## What is being asked
Exactly reproduce each line of the listing that follows.
___
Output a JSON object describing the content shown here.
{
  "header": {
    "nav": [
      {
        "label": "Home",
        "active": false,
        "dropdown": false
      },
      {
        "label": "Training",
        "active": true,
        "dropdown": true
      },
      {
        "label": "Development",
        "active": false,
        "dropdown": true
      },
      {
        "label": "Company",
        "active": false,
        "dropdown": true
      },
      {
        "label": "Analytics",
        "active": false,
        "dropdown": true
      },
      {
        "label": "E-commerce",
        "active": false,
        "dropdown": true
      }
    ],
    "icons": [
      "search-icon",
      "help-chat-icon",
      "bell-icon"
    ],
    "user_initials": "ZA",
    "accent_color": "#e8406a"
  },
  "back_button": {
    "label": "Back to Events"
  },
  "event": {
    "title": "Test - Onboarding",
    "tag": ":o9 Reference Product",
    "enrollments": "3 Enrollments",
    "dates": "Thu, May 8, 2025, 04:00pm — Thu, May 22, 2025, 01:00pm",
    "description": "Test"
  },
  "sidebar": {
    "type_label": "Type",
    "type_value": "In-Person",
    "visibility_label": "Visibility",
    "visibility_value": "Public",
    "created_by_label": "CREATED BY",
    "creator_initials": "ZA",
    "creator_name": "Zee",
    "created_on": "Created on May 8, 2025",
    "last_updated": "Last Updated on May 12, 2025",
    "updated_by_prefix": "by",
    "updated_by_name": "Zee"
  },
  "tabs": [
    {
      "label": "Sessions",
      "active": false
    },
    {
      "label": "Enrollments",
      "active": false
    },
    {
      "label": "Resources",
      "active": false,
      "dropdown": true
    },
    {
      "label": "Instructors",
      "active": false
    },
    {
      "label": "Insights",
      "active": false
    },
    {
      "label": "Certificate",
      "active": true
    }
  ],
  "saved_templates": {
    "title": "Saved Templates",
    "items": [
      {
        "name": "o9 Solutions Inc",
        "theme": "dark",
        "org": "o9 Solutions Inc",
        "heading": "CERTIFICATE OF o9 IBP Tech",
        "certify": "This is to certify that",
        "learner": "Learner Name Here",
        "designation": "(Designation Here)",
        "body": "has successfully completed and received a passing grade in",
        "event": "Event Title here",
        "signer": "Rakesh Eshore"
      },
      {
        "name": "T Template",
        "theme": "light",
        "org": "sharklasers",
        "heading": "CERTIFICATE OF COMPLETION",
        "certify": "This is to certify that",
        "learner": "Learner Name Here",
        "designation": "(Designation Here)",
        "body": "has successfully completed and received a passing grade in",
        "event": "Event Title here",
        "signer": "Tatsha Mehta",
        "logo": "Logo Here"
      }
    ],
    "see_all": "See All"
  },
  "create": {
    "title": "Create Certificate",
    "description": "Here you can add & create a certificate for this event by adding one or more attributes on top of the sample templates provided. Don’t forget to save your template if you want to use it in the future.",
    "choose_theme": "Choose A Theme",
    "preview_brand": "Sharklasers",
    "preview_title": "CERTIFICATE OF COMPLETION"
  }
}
___
## Solution
Output a JSON object describing the content shown here.
{
  "header": {
    "nav": [
      {
        "label": "Home",
        "active": false,
        "dropdown": false
      },
      {
        "label": "Training",
        "active": true,
        "dropdown": true
      },
      {
        "label": "Development",
        "active": false,
        "dropdown": true
      },
      {
        "label": "Company",
        "active": false,
        "dropdown": true
      },
      {
        "label": "Analytics",
        "active": false,
        "dropdown": true
      },
      {
        "label": "E-commerce",
        "active": false,
        "dropdown": true
      }
    ],
    "icons": [
      "search-icon",
      "help-chat-icon",
      "bell-icon"
    ],
    "user_initials": "ZA",
    "accent_color": "#e8406a"
  },
  "back_button": {
    "label": "Back to Events"
  },
  "event": {
    "title": "Test - Onboarding",
    "tag": ":o9 Reference Product",
    "enrollments": "3 Enrollments",
    "dates": "Thu, May 8, 2025, 04:00pm — Thu, May 22, 2025, 01:00pm",
    "description": "Test"
  },
  "sidebar": {
    "type_label": "Type",
    "type_value": "In-Person",
    "visibility_label": "Visibility",
    "visibility_value": "Public",
    "created_by_label": "CREATED BY",
    "creator_initials": "ZA",
    "creator_name": "Zee",
    "created_on": "Created on May 8, 2025",
    "last_updated": "Last Updated on May 12, 2025",
    "updated_by_prefix": "by",
    "updated_by_name": "Zee"
  },
  "tabs": [
    {
      "label": "Sessions",
      "active": false
    },
    {
      "label": "Enrollments",
      "active": false
    },
    {
      "label": "Resources",
      "active": false,
      "dropdown": true
    },
    {
      "label": "Instructors",
      "active": false
    },
    {
      "label": "Insights",
      "active": false
    },
    {
      "label": "Certificate",
      "active": true
    }
  ],
  "saved_templates": {
    "title": "Saved Templates",
    "items": [
      {
        "name": "o9 Solutions Inc",
        "theme": "dark",
        "org": "o9 Solutions Inc",
        "heading": "CERTIFICATE OF o9 IBP Tech",
        "certify": "This is to certify that",
        "learner": "Learner Name Here",
        "designation": "(Designation Here)",
        "body": "has successfully completed and received a passing grade in",
        "event": "Event Title here",
        "signer": "Rakesh Eshore"
      },
      {
        "name": "T Template",
        "theme": "light",
        "org": "sharklasers",
        "heading": "CERTIFICATE OF COMPLETION",
        "certify": "This is to certify that",
        "learner": "Learner Name Here",
        "designation": "(Designation Here)",
        "body": "has successfully completed and received a passing grade in",
        "event": "Event Title here",
        "signer": "Tatsha Mehta",
        "logo": "Logo Here"
      }
    ],
    "see_all": "See All"
  },
  "create": {
    "title": "Create Certificate",
    "description": "Here you can add & create a certificate for this event by adding one or more attributes on top of the sample templates provided. Don’t forget to save your template if you want to use it in the future.",
    "choose_theme": "Choose A Theme",
    "preview_brand": "Sharklasers",
    "preview_title": "CERTIFICATE OF COMPLETION"
  }
}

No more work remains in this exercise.